-- BEGIN --

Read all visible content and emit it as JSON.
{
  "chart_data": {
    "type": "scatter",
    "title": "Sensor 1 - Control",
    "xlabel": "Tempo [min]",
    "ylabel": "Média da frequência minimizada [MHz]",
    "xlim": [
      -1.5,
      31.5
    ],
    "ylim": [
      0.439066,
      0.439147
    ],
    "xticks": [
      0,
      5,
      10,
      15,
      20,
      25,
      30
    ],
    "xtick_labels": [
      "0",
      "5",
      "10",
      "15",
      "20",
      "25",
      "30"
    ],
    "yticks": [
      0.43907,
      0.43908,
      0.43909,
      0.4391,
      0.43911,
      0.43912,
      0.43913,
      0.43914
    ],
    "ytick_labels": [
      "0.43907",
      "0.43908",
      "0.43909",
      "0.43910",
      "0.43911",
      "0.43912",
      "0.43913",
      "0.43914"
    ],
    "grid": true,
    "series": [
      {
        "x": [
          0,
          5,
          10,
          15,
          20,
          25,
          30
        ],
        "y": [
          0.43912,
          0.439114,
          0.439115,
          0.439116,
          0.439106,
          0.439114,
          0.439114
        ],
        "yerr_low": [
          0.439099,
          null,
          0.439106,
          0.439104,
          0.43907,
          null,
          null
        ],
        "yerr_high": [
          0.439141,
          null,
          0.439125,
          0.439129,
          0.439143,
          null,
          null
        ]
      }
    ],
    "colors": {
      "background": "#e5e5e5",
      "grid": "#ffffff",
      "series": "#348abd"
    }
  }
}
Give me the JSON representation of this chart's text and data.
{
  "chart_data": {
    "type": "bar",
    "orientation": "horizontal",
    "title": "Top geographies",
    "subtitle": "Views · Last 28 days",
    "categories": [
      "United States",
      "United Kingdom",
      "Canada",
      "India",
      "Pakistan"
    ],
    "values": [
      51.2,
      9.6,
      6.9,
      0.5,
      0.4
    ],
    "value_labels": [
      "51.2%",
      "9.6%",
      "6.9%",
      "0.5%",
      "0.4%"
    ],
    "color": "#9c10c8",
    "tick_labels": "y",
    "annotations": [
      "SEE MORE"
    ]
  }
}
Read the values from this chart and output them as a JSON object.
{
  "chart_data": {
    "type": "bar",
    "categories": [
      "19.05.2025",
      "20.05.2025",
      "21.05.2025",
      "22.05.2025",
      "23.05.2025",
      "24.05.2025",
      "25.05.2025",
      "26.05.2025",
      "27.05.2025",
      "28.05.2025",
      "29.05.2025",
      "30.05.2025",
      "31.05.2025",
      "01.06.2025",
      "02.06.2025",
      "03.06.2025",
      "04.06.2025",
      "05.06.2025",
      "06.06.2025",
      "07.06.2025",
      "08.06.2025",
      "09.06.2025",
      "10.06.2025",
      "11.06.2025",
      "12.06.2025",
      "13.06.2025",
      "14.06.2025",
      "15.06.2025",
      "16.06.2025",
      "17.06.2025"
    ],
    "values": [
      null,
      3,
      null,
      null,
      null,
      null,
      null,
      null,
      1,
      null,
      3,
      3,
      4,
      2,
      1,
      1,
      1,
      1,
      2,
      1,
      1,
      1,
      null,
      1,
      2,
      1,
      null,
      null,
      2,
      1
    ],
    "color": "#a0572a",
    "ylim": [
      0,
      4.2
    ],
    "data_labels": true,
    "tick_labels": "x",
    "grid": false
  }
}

-- END --

WHAT THE TASK ASKS
From the listing above, reproduce all the lines exactly.

REPLY TO THE EXERCISE
Read all visible content and emit it as JSON.
{
  "chart_data": {
    "type": "scatter",
    "title": "Sensor 1 - Control",
    "xlabel": "Tempo [min]",
    "ylabel": "Média da frequência minimizada [MHz]",
    "xlim": [
      -1.5,
      31.5
    ],
    "ylim": [
      0.439066,
      0.439147
    ],
    "xticks": [
      0,
      5,
      10,
      15,
      20,
      25,
      30
    ],
    "xtick_labels": [
      "0",
      "5",
      "10",
      "15",
      "20",
      "25",
      "30"
    ],
    "yticks": [
      0.43907,
      0.43908,
      0.43909,
      0.4391,
      0.43911,
      0.43912,
      0.43913,
      0.43914
    ],
    "ytick_labels": [
      "0.43907",
      "0.43908",
      "0.43909",
      "0.43910",
      "0.43911",
      "0.43912",
      "0.43913",
      "0.43914"
    ],
    "grid": true,
    "series": [
      {
        "x": [
          0,
          5,
          10,
          15,
          20,
          25,
          30
        ],
        "y": [
          0.43912,
          0.439114,
          0.439115,
          0.439116,
          0.439106,
          0.439114,
          0.439114
        ],
        "yerr_low": [
          0.439099,
          null,
          0.439106,
          0.439104,
          0.43907,
          null,
          null
        ],
        "yerr_high": [
          0.439141,
          null,
          0.439125,
          0.439129,
          0.439143,
          null,
          null
        ]
      }
    ],
    "colors": {
      "background": "#e5e5e5",
      "grid": "#ffffff",
      "series": "#348abd"
    }
  }
}
Give me the JSON representation of this chart's text and data.
{
  "chart_data": {
    "type": "bar",
    "orientation": "horizontal",
    "title": "Top geographies",
    "subtitle": "Views · Last 28 days",
    "categories": [
      "United States",
      "United Kingdom",
      "Canada",
      "India",
      "Pakistan"
    ],
    "values": [
      51.2,
      9.6,
      6.9,
      0.5,
      0.4
    ],
    "value_labels": [
      "51.2%",
      "9.6%",
      "6.9%",
      "0.5%",
      "0.4%"
    ],
    "color": "#9c10c8",
    "tick_labels": "y",
    "annotations": [
      "SEE MORE"
    ]
  }
}
Read the values from this chart and output them as a JSON object.
{
  "chart_data": {
    "type": "bar",
    "categories": [
      "19.05.2025",
      "20.05.2025",
      "21.05.2025",
      "22.05.2025",
      "23.05.2025",
      "24.05.2025",
      "25.05.2025",
      "26.05.2025",
      "27.05.2025",
      "28.05.2025",
      "29.05.2025",
      "30.05.2025",
      "31.05.2025",
      "01.06.2025",
      "02.06.2025",
      "03.06.2025",
      "04.06.2025",
      "05.06.2025",
      "06.06.2025",
      "07.06.2025",
      "08.06.2025",
      "09.06.2025",
      "10.06.2025",
      "11.06.2025",
      "12.06.2025",
      "13.06.2025",
      "14.06.2025",
      "15.06.2025",
      "16.06.2025",
      "17.06.2025"
    ],
    "values": [
      null,
      3,
      null,
      null,
      null,
      null,
      null,
      null,
      1,
      null,
      3,
      3,
      4,
      2,
      1,
      1,
      1,
      1,
      2,
      1,
      1,
      1,
      null,
      1,
      2,
      1,
      null,
      null,
      2,
      1
    ],
    "color": "#a0572a",
    "ylim": [
      0,
      4.2
    ],
    "data_labels": true,
    "tick_labels": "x",
    "grid": false
  }
}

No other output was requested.